§ Record extracts:
····················
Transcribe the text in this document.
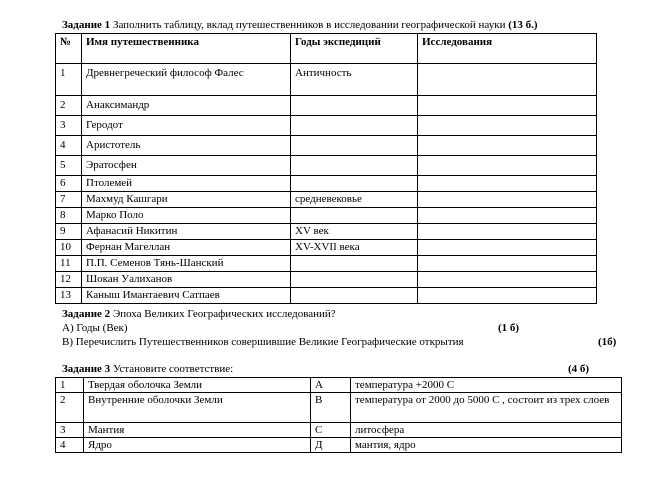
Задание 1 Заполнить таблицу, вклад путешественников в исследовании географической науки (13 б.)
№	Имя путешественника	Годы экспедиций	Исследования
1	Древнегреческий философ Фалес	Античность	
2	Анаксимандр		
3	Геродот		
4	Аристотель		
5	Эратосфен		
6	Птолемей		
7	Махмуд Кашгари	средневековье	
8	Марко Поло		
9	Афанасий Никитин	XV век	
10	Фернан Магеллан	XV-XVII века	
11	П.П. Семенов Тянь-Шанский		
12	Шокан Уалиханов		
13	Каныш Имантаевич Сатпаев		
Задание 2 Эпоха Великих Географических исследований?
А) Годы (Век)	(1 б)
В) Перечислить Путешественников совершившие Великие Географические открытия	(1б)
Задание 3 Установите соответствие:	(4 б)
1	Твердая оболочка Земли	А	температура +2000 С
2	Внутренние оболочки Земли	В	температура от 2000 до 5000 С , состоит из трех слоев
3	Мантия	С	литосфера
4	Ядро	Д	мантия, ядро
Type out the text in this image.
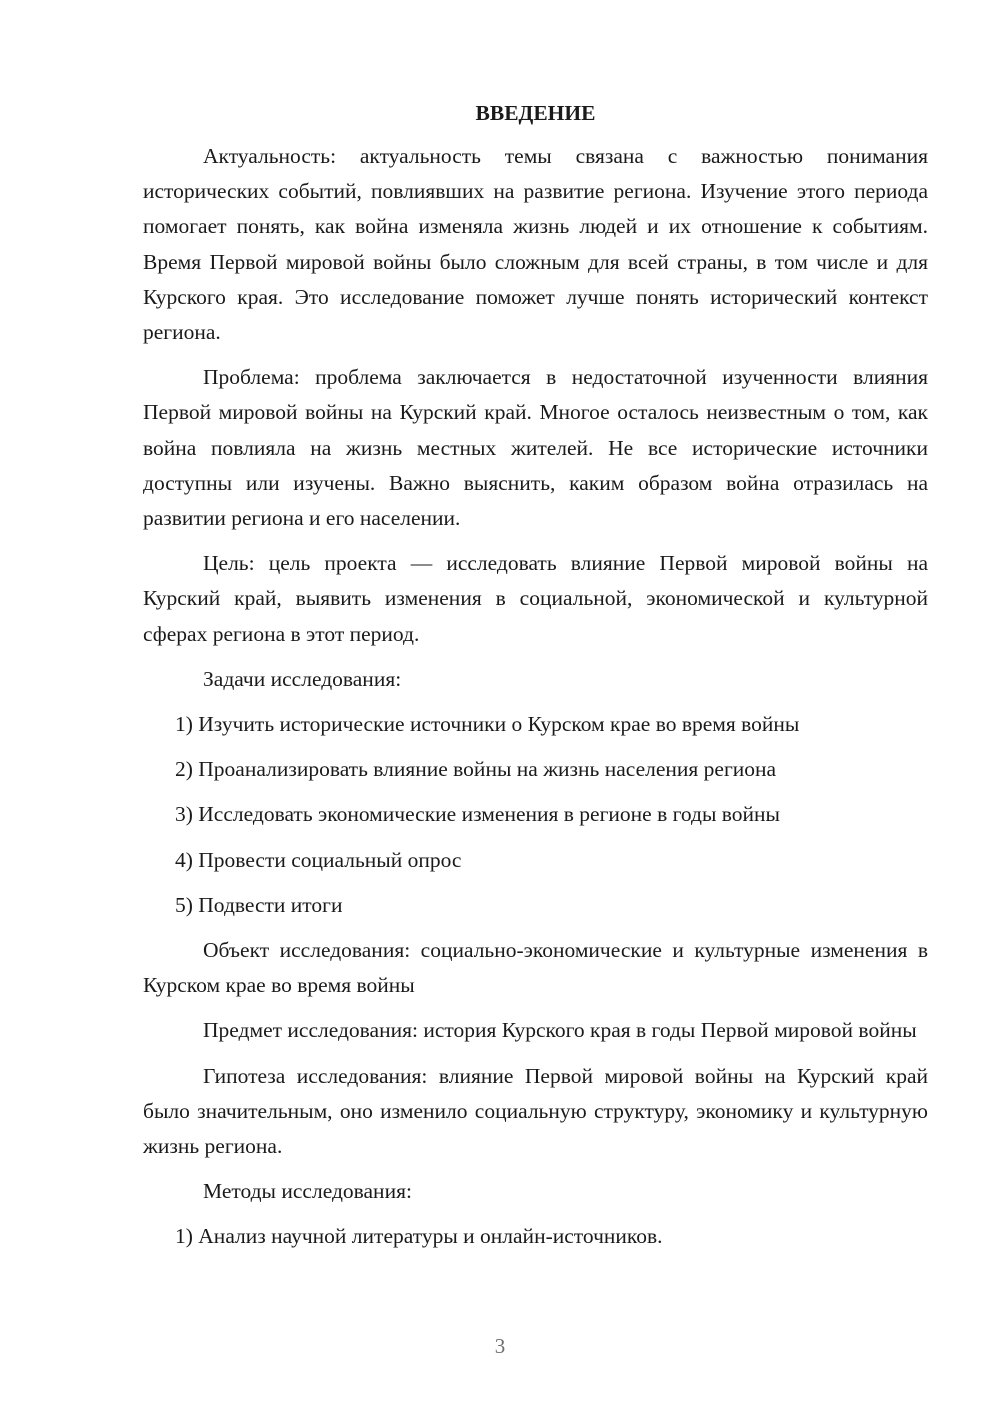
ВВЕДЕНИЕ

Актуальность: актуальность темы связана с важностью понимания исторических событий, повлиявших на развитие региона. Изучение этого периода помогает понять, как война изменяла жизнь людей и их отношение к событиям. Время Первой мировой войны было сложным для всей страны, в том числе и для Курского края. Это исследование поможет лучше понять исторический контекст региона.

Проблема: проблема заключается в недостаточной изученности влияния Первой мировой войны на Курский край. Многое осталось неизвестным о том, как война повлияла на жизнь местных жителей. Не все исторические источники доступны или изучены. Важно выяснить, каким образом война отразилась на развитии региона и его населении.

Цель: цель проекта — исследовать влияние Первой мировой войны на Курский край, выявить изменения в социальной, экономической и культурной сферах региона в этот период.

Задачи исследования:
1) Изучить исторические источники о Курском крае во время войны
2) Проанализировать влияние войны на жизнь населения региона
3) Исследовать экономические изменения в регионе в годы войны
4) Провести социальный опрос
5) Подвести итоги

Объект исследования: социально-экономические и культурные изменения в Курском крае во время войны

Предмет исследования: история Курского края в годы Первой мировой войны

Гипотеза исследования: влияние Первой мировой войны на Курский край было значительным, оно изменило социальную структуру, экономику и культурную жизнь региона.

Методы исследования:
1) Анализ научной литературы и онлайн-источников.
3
····················
§ Aim of the exercise: Only the number is wanted: how many lines of the material above include the word "мировой"?

§ Solution for this problem: 5